▶ [WHAT IS REQUIRED] Copy every line from the records below that holds the word "this".
========================
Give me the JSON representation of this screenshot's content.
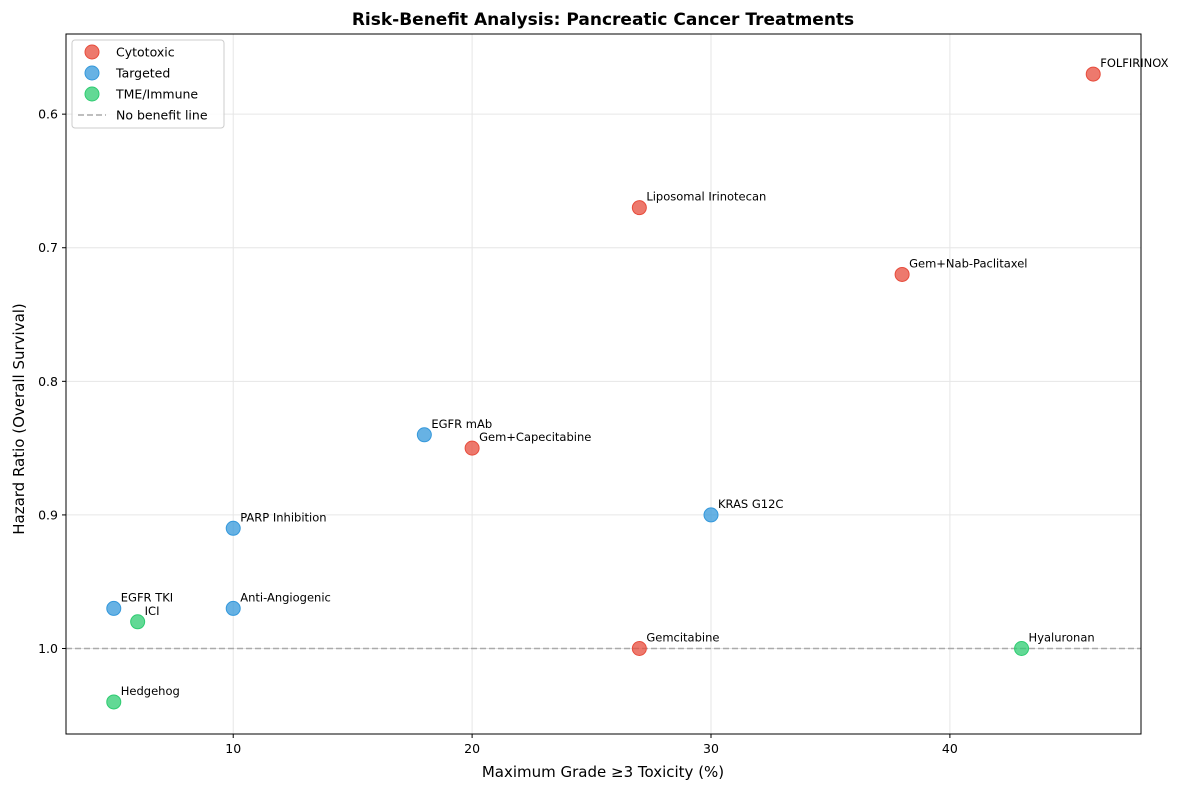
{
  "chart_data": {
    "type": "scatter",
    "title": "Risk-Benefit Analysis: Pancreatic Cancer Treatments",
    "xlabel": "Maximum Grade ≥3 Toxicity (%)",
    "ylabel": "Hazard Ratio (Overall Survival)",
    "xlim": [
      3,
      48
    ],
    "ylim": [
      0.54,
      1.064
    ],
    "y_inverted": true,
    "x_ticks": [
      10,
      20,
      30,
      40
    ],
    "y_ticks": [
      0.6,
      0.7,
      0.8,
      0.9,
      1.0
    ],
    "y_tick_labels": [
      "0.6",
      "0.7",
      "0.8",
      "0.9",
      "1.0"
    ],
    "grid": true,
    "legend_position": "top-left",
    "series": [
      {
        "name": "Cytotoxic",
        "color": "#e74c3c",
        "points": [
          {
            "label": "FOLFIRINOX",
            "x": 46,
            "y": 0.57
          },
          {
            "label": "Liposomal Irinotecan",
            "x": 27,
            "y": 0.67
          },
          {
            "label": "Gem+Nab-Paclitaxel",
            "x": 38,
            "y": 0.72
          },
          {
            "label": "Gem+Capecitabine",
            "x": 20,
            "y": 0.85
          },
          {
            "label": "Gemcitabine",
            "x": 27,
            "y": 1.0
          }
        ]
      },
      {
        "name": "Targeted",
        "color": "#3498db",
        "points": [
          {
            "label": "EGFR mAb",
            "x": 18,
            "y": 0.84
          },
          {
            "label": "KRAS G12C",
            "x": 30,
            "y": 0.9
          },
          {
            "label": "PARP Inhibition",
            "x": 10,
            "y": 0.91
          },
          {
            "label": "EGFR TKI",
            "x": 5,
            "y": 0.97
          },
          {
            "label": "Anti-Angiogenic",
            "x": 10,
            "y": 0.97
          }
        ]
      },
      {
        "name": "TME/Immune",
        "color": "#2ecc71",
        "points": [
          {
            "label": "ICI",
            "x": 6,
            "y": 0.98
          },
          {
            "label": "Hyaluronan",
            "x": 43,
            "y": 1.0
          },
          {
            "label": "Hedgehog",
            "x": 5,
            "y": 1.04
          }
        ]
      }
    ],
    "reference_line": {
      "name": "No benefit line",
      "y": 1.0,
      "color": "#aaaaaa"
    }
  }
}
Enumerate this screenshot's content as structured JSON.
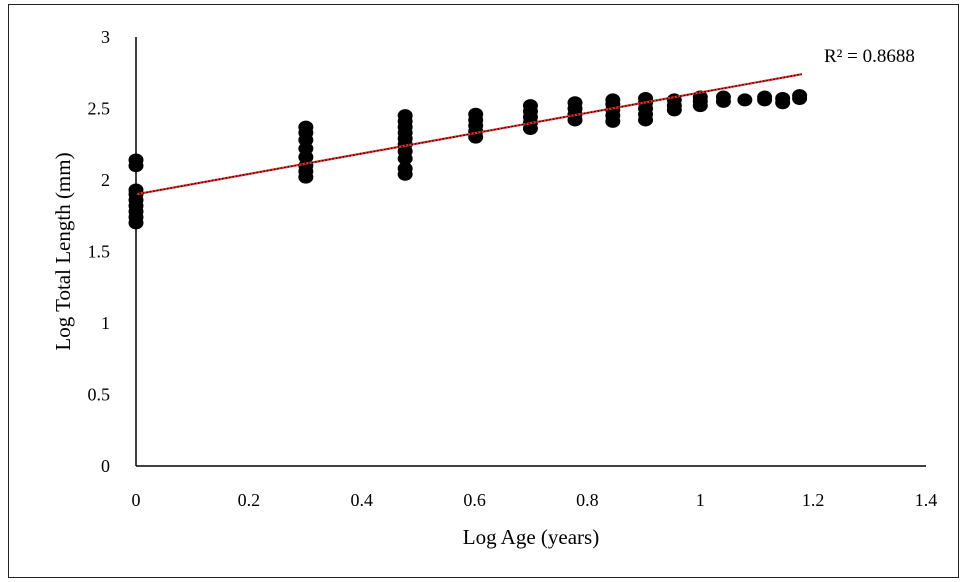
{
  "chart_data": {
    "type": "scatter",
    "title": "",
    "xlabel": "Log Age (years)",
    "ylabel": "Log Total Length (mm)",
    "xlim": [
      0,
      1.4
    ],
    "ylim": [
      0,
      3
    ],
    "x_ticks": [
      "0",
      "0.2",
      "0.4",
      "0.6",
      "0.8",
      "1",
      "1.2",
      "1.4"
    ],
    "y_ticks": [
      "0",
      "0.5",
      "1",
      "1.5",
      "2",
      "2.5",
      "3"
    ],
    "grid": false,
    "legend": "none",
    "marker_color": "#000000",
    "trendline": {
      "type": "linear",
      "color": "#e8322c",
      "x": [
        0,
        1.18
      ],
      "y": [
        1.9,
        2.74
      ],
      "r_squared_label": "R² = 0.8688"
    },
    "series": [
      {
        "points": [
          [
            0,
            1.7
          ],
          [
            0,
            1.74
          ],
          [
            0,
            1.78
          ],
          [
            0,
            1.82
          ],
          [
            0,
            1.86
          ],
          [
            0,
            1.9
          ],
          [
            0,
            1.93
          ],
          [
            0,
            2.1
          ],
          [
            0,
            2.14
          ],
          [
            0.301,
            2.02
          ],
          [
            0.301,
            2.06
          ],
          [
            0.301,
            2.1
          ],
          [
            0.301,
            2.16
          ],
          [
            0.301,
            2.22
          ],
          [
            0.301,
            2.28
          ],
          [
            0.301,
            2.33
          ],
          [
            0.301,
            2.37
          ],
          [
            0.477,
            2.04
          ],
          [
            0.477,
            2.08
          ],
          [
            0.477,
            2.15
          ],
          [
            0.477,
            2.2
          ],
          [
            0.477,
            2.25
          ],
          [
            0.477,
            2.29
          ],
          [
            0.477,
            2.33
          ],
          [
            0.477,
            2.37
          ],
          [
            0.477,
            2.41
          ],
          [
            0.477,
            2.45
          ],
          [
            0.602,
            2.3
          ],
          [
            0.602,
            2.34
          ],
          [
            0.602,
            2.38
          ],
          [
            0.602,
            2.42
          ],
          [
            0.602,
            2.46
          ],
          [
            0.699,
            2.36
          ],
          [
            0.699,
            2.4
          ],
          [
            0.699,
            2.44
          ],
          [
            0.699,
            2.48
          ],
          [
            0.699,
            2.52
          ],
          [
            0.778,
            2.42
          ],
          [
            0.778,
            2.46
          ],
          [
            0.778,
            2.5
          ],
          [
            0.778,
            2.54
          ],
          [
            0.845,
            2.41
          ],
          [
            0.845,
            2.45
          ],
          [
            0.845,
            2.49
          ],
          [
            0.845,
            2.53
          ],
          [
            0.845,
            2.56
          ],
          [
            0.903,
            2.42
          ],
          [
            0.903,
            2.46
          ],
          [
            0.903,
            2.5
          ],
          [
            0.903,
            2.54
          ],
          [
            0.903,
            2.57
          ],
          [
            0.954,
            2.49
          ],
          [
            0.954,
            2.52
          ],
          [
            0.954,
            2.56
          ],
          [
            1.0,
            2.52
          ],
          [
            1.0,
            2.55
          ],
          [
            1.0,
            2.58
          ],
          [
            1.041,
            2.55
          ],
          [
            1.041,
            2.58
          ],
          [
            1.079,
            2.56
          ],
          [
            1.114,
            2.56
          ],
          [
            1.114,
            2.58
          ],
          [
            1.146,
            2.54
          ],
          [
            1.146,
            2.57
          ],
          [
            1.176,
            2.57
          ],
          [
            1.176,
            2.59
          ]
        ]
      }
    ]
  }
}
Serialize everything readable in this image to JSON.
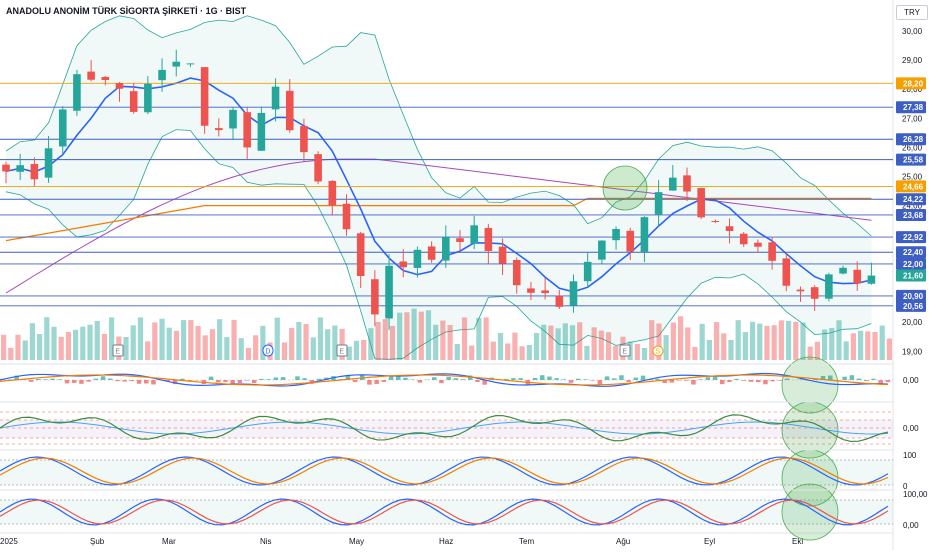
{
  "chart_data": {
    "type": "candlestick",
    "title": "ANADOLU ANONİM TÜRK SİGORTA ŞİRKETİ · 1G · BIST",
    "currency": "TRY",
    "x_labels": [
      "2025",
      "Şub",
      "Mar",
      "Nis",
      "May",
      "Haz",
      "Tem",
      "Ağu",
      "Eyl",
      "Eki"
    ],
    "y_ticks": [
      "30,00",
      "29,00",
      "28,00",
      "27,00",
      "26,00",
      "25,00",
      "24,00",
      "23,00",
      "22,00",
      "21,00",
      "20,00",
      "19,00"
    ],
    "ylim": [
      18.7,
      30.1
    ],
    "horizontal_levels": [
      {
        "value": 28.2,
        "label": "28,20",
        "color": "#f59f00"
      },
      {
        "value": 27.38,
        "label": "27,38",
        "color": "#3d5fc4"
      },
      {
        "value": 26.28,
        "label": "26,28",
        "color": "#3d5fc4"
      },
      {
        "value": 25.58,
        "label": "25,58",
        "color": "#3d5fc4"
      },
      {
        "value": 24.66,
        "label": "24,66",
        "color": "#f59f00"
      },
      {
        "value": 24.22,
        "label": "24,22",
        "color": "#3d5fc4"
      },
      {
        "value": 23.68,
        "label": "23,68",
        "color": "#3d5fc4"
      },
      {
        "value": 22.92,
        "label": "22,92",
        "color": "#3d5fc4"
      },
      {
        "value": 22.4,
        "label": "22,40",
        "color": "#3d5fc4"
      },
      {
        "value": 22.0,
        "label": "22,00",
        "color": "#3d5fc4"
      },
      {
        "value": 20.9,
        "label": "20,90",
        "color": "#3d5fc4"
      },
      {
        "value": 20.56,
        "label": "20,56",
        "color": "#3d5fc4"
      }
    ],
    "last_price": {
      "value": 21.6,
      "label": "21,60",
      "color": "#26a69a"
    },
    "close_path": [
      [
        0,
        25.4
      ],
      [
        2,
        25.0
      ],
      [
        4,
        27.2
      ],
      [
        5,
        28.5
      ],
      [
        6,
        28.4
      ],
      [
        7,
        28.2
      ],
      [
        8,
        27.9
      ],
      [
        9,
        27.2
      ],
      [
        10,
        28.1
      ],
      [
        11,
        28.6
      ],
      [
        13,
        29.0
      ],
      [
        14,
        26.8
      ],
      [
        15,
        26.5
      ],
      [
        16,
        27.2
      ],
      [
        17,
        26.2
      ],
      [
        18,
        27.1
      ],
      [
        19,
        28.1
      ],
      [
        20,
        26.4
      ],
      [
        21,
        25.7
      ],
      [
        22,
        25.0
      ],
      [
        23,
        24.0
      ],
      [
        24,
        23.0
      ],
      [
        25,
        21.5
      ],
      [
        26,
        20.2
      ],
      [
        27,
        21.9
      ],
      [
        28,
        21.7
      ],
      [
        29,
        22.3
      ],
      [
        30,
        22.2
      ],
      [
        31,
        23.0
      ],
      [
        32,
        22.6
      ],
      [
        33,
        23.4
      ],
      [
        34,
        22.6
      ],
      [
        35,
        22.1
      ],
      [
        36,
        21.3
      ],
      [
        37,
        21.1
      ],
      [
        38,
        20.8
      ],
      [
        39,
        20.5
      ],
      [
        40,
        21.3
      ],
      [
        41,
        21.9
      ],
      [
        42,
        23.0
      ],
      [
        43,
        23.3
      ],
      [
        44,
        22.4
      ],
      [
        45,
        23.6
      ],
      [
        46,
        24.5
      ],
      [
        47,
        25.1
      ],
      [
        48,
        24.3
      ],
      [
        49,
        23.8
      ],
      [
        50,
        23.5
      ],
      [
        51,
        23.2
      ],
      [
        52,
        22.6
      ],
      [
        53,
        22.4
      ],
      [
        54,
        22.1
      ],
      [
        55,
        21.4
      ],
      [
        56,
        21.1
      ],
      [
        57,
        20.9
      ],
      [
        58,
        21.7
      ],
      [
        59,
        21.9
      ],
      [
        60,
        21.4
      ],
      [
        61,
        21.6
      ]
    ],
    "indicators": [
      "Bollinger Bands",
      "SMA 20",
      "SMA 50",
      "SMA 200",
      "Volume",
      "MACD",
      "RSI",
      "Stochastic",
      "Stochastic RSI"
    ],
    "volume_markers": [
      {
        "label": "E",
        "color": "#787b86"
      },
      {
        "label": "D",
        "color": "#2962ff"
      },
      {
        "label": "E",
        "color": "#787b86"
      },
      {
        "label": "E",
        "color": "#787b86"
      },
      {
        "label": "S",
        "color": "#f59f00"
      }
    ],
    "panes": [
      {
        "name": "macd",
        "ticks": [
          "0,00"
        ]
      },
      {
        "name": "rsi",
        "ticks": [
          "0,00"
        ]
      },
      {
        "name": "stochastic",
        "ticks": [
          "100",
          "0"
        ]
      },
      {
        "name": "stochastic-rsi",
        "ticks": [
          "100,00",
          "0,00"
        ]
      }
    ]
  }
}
========================
▶ [ANSWER FOR THE TASK]
Give me the JSON representation of this screenshot's content.
Enumerate this screenshot's content as structured JSON.
Serialize everything readable in this image to JSON.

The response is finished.